Figure dataset records
•••
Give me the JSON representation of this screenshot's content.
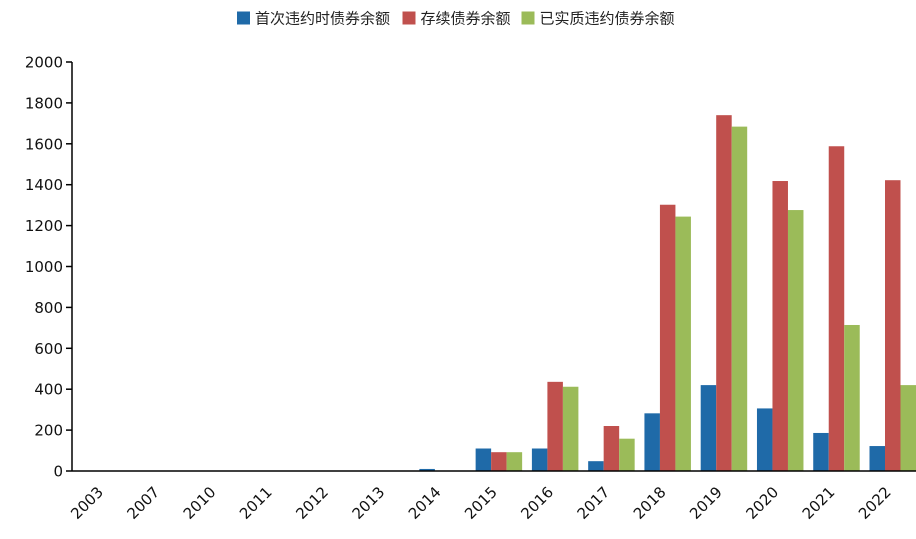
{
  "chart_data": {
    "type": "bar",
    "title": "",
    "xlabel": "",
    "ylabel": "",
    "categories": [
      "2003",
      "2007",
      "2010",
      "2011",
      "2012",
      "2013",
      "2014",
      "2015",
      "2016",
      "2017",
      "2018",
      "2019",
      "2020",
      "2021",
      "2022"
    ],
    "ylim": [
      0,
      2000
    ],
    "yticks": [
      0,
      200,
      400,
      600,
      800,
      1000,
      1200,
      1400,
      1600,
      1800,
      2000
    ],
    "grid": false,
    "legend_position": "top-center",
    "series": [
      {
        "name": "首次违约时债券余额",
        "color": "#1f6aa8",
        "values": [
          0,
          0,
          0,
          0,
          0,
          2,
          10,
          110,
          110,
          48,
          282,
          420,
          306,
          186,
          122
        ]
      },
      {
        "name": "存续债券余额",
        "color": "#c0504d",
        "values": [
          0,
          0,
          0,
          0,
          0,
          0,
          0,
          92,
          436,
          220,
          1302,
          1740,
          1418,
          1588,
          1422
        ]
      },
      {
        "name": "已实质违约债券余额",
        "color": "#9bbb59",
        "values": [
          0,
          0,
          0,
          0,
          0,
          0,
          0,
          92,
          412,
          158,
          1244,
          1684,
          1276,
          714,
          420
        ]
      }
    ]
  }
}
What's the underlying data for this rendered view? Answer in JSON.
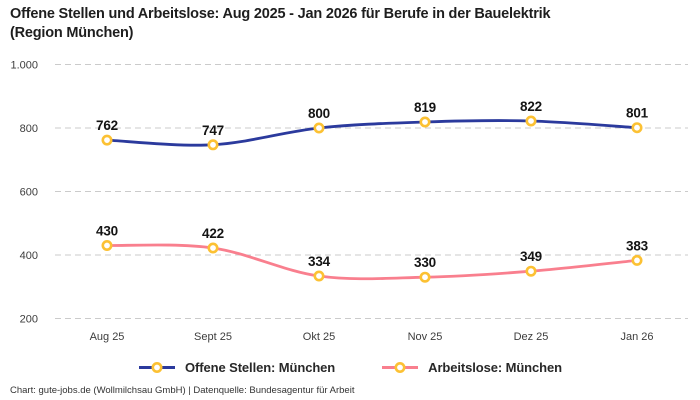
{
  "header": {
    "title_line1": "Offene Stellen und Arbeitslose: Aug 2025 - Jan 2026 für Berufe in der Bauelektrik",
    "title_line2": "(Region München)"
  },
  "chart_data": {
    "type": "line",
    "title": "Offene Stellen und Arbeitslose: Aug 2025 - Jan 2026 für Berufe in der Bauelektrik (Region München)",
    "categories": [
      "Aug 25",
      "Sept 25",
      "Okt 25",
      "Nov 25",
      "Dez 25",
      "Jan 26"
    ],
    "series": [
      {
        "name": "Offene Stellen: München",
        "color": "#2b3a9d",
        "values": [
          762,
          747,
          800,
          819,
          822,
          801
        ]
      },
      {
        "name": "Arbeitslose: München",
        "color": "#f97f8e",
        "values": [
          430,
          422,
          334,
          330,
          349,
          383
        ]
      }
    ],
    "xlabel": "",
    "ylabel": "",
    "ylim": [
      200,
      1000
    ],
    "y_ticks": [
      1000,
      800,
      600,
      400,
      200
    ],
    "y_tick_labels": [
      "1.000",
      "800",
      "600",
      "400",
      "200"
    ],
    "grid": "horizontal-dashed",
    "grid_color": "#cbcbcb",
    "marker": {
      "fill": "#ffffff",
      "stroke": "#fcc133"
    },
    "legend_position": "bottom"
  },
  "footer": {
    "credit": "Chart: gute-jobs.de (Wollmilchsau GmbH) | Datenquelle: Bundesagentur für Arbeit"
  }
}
•••
GOAL OF THE EXERCISE
Identify which lines contain the word "this" and copy each one.

TASK RESPONSE
Give me the JSON representation of this screenshot's content.
What's the underlying data for this rendered view? Answer in JSON.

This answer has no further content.